**WHAT THE TASK ASKS:** Copy the entries from the first line down to and including the line with "152, 381, 177]", keeping each line exactly as it stands.

------------------------------------------------------------------------

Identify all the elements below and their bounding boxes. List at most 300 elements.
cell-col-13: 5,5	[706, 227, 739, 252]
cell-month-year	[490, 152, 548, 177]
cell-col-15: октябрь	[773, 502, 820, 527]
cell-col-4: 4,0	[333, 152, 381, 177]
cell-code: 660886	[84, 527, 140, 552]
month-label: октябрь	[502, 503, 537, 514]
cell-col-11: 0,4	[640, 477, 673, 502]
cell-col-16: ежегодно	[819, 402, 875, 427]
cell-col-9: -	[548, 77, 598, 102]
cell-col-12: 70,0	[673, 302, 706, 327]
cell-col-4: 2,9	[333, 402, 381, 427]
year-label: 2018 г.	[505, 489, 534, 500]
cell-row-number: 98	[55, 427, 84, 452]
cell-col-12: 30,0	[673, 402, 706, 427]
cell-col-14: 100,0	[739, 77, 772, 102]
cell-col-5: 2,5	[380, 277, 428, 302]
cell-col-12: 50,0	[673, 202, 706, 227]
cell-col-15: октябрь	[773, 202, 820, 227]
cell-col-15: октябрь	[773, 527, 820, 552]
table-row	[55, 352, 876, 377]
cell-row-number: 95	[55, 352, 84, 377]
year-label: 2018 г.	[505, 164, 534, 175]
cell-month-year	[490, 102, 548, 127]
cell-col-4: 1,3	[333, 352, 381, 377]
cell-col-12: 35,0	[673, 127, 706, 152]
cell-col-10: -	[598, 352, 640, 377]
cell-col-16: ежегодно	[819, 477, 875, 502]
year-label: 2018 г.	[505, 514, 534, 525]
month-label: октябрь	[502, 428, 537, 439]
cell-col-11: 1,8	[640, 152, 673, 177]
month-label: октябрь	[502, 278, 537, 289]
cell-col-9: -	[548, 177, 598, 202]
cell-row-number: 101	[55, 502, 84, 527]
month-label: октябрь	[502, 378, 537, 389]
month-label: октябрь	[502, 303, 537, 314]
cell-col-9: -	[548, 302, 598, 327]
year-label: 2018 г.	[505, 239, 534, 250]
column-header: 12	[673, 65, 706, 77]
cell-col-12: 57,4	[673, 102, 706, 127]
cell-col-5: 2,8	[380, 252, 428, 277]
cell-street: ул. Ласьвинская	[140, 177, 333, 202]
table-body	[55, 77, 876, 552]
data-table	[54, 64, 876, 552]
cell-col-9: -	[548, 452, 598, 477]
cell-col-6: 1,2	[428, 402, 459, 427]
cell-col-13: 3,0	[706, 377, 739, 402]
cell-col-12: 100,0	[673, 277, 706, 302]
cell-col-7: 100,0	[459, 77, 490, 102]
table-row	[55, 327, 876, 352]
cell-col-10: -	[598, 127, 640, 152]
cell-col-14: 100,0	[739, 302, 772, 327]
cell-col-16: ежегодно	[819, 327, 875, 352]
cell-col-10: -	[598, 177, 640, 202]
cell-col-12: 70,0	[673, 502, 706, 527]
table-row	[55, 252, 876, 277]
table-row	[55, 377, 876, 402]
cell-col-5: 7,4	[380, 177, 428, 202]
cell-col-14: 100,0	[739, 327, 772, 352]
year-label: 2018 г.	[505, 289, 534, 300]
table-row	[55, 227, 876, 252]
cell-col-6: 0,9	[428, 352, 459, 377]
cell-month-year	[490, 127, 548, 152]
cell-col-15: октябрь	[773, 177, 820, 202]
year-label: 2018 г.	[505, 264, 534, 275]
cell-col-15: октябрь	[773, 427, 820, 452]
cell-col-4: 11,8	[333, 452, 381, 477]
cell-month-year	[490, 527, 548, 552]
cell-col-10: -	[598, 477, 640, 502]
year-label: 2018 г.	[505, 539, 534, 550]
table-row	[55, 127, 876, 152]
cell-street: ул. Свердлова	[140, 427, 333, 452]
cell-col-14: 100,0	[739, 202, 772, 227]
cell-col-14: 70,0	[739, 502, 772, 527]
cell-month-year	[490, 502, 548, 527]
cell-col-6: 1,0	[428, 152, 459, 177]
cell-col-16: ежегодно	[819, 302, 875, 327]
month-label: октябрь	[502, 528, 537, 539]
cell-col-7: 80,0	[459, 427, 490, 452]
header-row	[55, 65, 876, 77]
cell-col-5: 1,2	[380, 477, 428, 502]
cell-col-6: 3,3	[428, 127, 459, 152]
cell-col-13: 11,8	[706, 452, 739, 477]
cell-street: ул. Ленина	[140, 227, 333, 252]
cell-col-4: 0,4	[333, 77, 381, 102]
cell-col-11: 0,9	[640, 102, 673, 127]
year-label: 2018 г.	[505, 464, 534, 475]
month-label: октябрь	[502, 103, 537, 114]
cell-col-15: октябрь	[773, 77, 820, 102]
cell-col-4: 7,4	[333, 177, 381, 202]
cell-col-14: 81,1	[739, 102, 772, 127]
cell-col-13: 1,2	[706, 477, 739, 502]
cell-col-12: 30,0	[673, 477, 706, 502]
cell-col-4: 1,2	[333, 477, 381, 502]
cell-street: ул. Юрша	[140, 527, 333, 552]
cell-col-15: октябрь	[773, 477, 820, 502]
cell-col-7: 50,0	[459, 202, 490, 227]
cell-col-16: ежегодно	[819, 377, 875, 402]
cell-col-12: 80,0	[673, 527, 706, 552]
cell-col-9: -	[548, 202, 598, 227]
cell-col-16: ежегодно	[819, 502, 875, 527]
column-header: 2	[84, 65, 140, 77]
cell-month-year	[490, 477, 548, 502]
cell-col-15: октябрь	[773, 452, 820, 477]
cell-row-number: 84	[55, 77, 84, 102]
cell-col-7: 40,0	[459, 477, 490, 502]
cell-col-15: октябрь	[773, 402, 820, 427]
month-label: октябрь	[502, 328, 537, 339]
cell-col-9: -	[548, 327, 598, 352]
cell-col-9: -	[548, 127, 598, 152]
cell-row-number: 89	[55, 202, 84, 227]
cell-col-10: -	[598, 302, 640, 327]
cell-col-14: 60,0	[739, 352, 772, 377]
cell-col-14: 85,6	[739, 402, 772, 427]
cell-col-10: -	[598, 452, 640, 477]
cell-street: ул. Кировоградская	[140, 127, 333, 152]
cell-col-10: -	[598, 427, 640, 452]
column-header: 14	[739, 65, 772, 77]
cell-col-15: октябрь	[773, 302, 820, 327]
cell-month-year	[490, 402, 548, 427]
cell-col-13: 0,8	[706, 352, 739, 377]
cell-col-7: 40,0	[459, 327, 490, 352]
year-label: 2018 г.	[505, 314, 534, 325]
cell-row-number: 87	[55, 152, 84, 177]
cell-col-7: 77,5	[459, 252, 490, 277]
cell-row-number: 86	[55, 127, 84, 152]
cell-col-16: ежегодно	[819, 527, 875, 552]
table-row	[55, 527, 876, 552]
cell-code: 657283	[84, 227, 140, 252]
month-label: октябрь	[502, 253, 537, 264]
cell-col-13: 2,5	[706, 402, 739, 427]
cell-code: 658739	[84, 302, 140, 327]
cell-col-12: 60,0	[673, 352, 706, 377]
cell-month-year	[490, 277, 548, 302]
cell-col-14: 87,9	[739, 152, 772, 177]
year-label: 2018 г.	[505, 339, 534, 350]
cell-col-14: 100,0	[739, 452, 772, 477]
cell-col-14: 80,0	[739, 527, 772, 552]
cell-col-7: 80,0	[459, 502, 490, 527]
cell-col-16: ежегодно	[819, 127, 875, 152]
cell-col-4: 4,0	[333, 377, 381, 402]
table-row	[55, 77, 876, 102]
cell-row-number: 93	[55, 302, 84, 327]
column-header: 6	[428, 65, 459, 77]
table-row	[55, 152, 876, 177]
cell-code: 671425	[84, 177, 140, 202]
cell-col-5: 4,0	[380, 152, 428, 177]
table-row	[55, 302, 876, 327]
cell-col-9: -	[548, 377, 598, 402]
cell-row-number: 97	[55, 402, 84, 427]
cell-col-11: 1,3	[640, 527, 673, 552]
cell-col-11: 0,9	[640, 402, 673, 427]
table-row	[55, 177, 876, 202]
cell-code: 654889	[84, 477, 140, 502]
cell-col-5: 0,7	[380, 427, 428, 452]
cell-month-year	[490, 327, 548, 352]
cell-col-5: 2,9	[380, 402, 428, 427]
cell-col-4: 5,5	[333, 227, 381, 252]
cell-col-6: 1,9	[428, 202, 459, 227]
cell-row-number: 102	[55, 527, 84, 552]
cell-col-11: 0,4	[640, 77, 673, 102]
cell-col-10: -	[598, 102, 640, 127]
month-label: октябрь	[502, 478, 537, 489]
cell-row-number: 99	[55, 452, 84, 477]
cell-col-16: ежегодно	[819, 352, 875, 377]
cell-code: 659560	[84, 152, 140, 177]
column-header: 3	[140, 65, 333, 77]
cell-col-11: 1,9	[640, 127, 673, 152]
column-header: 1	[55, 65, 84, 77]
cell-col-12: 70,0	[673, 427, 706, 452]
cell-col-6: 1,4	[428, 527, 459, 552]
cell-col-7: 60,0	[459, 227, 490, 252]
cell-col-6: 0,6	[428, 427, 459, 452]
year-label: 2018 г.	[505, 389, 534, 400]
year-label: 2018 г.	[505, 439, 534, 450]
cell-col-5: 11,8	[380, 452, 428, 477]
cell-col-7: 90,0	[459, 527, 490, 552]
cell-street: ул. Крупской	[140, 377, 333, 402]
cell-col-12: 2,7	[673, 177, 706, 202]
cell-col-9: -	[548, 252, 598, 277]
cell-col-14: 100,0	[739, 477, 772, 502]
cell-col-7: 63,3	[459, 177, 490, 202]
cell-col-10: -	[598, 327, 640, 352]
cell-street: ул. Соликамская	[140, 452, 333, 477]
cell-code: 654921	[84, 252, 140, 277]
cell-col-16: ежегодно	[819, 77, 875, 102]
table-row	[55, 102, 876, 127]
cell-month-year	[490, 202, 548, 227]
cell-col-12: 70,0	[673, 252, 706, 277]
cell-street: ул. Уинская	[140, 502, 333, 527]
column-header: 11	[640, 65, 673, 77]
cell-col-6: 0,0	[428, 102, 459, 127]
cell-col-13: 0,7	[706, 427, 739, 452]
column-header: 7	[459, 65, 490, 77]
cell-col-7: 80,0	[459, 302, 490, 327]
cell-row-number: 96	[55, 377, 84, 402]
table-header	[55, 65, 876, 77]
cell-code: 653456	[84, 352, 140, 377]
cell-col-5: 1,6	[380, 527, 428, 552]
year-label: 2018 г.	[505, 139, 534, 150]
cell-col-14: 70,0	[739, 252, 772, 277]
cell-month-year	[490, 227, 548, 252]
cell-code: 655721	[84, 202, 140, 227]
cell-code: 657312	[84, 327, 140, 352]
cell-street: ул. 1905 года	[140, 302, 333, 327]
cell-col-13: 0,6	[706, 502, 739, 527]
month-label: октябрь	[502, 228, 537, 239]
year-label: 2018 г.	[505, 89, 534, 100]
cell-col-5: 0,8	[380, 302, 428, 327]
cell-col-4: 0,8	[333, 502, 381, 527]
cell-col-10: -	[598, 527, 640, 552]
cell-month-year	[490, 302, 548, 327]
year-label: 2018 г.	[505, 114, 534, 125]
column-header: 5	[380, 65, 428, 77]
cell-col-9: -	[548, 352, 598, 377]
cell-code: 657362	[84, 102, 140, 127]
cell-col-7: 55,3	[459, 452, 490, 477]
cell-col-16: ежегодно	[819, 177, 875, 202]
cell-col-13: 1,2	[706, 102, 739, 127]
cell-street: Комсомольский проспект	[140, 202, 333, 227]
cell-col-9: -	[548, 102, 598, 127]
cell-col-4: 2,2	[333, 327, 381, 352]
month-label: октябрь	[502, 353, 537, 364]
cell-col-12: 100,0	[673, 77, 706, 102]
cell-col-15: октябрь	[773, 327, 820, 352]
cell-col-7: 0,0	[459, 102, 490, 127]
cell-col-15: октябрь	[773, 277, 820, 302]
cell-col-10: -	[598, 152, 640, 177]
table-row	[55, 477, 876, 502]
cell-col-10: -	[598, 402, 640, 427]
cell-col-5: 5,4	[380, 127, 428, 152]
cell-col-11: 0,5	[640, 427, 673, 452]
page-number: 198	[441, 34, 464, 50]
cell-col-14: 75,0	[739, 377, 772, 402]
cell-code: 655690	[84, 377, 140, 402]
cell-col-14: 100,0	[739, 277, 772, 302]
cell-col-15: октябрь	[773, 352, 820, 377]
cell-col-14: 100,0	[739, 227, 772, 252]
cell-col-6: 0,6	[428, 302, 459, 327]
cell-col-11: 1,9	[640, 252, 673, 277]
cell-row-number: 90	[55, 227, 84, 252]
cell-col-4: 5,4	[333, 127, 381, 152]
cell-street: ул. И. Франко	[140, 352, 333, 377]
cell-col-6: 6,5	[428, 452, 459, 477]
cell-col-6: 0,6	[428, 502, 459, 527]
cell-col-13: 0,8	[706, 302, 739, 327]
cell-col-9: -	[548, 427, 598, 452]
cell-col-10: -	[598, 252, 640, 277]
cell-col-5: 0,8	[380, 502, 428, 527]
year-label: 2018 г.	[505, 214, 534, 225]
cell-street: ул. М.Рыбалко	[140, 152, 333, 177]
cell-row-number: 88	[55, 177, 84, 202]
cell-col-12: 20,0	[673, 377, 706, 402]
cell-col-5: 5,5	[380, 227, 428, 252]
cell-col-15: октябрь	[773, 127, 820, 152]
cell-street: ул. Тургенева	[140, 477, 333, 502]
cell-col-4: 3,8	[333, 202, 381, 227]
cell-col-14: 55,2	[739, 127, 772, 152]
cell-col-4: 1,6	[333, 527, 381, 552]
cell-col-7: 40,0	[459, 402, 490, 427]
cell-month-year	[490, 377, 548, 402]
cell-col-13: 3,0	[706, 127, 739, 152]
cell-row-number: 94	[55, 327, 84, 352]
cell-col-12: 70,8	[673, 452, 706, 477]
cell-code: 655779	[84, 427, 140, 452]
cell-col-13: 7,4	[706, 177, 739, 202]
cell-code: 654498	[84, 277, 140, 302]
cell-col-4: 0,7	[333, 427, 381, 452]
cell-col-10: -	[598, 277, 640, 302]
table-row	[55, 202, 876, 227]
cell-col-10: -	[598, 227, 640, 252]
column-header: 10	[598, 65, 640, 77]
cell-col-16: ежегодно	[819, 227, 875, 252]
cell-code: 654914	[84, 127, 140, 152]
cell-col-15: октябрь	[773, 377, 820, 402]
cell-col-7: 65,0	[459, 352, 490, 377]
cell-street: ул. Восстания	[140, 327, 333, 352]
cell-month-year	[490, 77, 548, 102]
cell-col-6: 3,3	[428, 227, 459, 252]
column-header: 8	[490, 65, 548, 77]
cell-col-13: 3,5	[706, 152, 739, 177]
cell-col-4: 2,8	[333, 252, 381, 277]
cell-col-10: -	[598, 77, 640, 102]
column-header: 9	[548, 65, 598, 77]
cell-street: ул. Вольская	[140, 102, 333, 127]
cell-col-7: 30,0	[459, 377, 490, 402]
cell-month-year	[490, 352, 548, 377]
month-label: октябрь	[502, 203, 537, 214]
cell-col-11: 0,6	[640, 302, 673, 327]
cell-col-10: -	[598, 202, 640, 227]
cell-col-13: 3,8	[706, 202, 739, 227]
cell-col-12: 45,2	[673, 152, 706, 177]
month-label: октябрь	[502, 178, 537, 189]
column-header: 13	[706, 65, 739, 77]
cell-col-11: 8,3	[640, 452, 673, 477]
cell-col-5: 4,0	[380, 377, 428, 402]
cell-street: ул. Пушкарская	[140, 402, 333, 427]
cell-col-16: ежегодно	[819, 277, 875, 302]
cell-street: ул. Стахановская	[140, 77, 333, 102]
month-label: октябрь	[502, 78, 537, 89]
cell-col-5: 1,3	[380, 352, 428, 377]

------------------------------------------------------------------------

**EXERCISE RESPONSE:**
Identify all the elements below and their bounding boxes. List at most 300 elements.
cell-col-13: 5,5	[706, 227, 739, 252]
cell-month-year	[490, 152, 548, 177]
cell-col-15: октябрь	[773, 502, 820, 527]
cell-col-4: 4,0	[333, 152, 381, 177]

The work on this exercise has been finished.